[Extracted data entries]

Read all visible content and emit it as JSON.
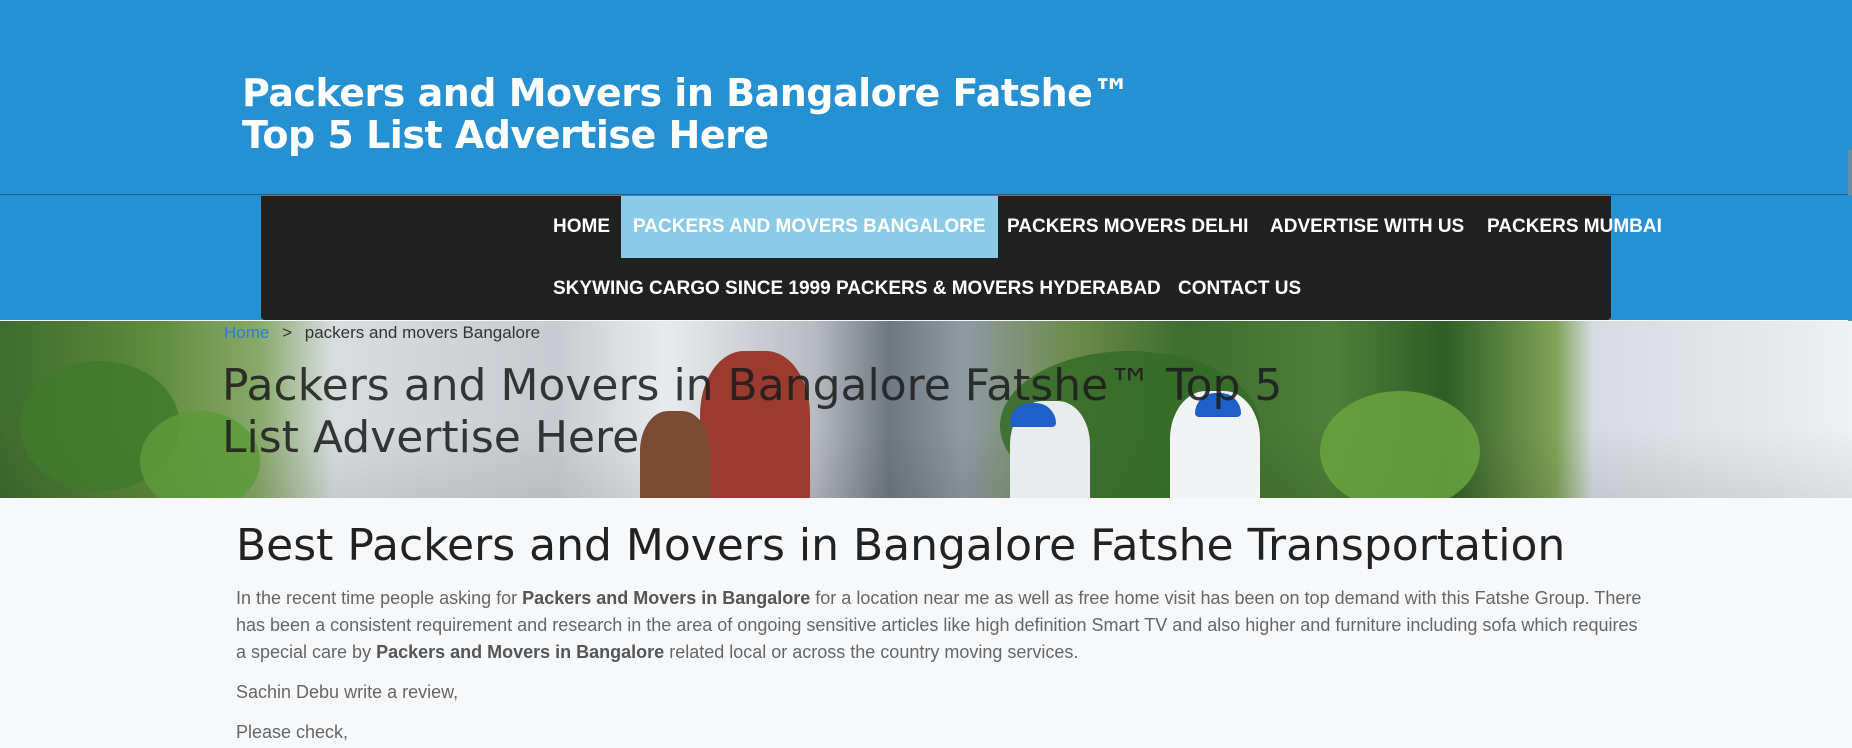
{
  "header": {
    "site_title": "Packers and Movers in Bangalore Fatshe™ Top 5 List Advertise Here",
    "bg_color": "#2591d2"
  },
  "nav": {
    "items": [
      {
        "label": "HOME"
      },
      {
        "label": "PACKERS AND MOVERS BANGALORE",
        "active": true
      },
      {
        "label": "PACKERS MOVERS DELHI"
      },
      {
        "label": "ADVERTISE WITH US"
      },
      {
        "label": "PACKERS MUMBAI"
      },
      {
        "label": "SKYWING CARGO SINCE 1999 PACKERS & MOVERS HYDERABAD"
      },
      {
        "label": "CONTACT US"
      }
    ],
    "bg_color": "#212121",
    "active_color": "#8ccbe7"
  },
  "hero": {
    "breadcrumb": {
      "home": "Home",
      "separator": ">",
      "current": "packers and movers Bangalore"
    },
    "title": "Packers and Movers in Bangalore Fatshe™ Top 5 List Advertise Here"
  },
  "content": {
    "heading": "Best Packers and Movers in Bangalore Fatshe Transportation",
    "para1": {
      "t1": "In the recent time people asking for ",
      "b1": "Packers and Movers in Bangalore",
      "t2": " for a location near me as well as free home visit has been on top demand with this Fatshe Group. There has been a consistent requirement and research in the area of ongoing sensitive articles like high definition Smart TV and also higher and furniture including sofa which requires a special care by ",
      "b2": "Packers and Movers in Bangalore",
      "t3": " related local or across the country moving services."
    },
    "para2": "Sachin Debu write a review,",
    "para3": "Please check,"
  }
}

Problem requirements | Within the records above, how many lines include the word "List"? State the number by itself.

Problem solution | 2